WHAT YOU NEED TO DO. Transcribe all the entries word for word, but omit the images.

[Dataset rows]

#####

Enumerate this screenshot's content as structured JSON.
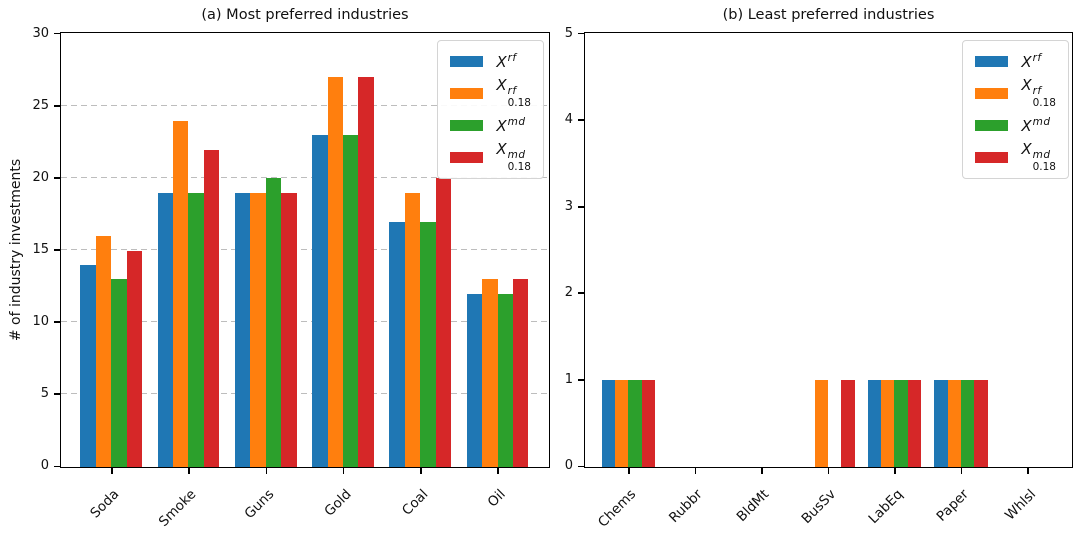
{
  "figure": {
    "background": "#ffffff",
    "text_color": "#111111",
    "grid_color": "#bdbdbd"
  },
  "chart_data": [
    {
      "type": "bar",
      "title": "(a) Most preferred industries",
      "ylabel": "# of industry investments",
      "xlabel": "",
      "categories": [
        "Soda",
        "Smoke",
        "Guns",
        "Gold",
        "Coal",
        "Oil"
      ],
      "series": [
        {
          "name": "X^rf",
          "base": "X",
          "sup": "rf",
          "sub": "",
          "color": "#1f77b4",
          "values": [
            14,
            19,
            19,
            23,
            17,
            12
          ]
        },
        {
          "name": "X^rf_0.18",
          "base": "X",
          "sup": "rf",
          "sub": "0.18",
          "color": "#ff7f0e",
          "values": [
            16,
            24,
            19,
            27,
            19,
            13
          ]
        },
        {
          "name": "X^md",
          "base": "X",
          "sup": "md",
          "sub": "",
          "color": "#2ca02c",
          "values": [
            13,
            19,
            20,
            23,
            17,
            12
          ]
        },
        {
          "name": "X^md_0.18",
          "base": "X",
          "sup": "md",
          "sub": "0.18",
          "color": "#d62728",
          "values": [
            15,
            22,
            19,
            27,
            20,
            13
          ]
        }
      ],
      "ylim": [
        0,
        30
      ],
      "yticks": [
        0,
        5,
        10,
        15,
        20,
        25,
        30
      ],
      "grid": true,
      "legend_position": "upper right",
      "bar_group_width": 0.8,
      "xtick_rotation": 45
    },
    {
      "type": "bar",
      "title": "(b) Least preferred industries",
      "ylabel": "",
      "xlabel": "",
      "categories": [
        "Chems",
        "Rubbr",
        "BldMt",
        "BusSv",
        "LabEq",
        "Paper",
        "Whlsl"
      ],
      "series": [
        {
          "name": "X^rf",
          "base": "X",
          "sup": "rf",
          "sub": "",
          "color": "#1f77b4",
          "values": [
            1,
            0,
            0,
            0,
            1,
            1,
            0
          ]
        },
        {
          "name": "X^rf_0.18",
          "base": "X",
          "sup": "rf",
          "sub": "0.18",
          "color": "#ff7f0e",
          "values": [
            1,
            0,
            0,
            1,
            1,
            1,
            0
          ]
        },
        {
          "name": "X^md",
          "base": "X",
          "sup": "md",
          "sub": "",
          "color": "#2ca02c",
          "values": [
            1,
            0,
            0,
            0,
            1,
            1,
            0
          ]
        },
        {
          "name": "X^md_0.18",
          "base": "X",
          "sup": "md",
          "sub": "0.18",
          "color": "#d62728",
          "values": [
            1,
            0,
            0,
            1,
            1,
            1,
            0
          ]
        }
      ],
      "ylim": [
        0,
        5
      ],
      "yticks": [
        0,
        1,
        2,
        3,
        4,
        5
      ],
      "grid": false,
      "legend_position": "upper right",
      "bar_group_width": 0.8,
      "xtick_rotation": 45
    }
  ]
}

#####

FINISHED ANSWER.
Enumerate this screenshot's content as structured JSON.
{
  "figure": {
    "background": "#ffffff",
    "text_color": "#111111",
    "grid_color": "#bdbdbd"
  },
  "chart_data": [
    {
      "type": "bar",
      "title": "(a) Most preferred industries",
      "ylabel": "# of industry investments",
      "xlabel": "",
      "categories": [
        "Soda",
        "Smoke",
        "Guns",
        "Gold",
        "Coal",
        "Oil"
      ],
      "series": [
        {
          "name": "X^rf",
          "base": "X",
          "sup": "rf",
          "sub": "",
          "color": "#1f77b4",
          "values": [
            14,
            19,
            19,
            23,
            17,
            12
          ]
        },
        {
          "name": "X^rf_0.18",
          "base": "X",
          "sup": "rf",
          "sub": "0.18",
          "color": "#ff7f0e",
          "values": [
            16,
            24,
            19,
            27,
            19,
            13
          ]
        },
        {
          "name": "X^md",
          "base": "X",
          "sup": "md",
          "sub": "",
          "color": "#2ca02c",
          "values": [
            13,
            19,
            20,
            23,
            17,
            12
          ]
        },
        {
          "name": "X^md_0.18",
          "base": "X",
          "sup": "md",
          "sub": "0.18",
          "color": "#d62728",
          "values": [
            15,
            22,
            19,
            27,
            20,
            13
          ]
        }
      ],
      "ylim": [
        0,
        30
      ],
      "yticks": [
        0,
        5,
        10,
        15,
        20,
        25,
        30
      ],
      "grid": true,
      "legend_position": "upper right",
      "bar_group_width": 0.8,
      "xtick_rotation": 45
    },
    {
      "type": "bar",
      "title": "(b) Least preferred industries",
      "ylabel": "",
      "xlabel": "",
      "categories": [
        "Chems",
        "Rubbr",
        "BldMt",
        "BusSv",
        "LabEq",
        "Paper",
        "Whlsl"
      ],
      "series": [
        {
          "name": "X^rf",
          "base": "X",
          "sup": "rf",
          "sub": "",
          "color": "#1f77b4",
          "values": [
            1,
            0,
            0,
            0,
            1,
            1,
            0
          ]
        },
        {
          "name": "X^rf_0.18",
          "base": "X",
          "sup": "rf",
          "sub": "0.18",
          "color": "#ff7f0e",
          "values": [
            1,
            0,
            0,
            1,
            1,
            1,
            0
          ]
        },
        {
          "name": "X^md",
          "base": "X",
          "sup": "md",
          "sub": "",
          "color": "#2ca02c",
          "values": [
            1,
            0,
            0,
            0,
            1,
            1,
            0
          ]
        },
        {
          "name": "X^md_0.18",
          "base": "X",
          "sup": "md",
          "sub": "0.18",
          "color": "#d62728",
          "values": [
            1,
            0,
            0,
            1,
            1,
            1,
            0
          ]
        }
      ],
      "ylim": [
        0,
        5
      ],
      "yticks": [
        0,
        1,
        2,
        3,
        4,
        5
      ],
      "grid": false,
      "legend_position": "upper right",
      "bar_group_width": 0.8,
      "xtick_rotation": 45
    }
  ]
}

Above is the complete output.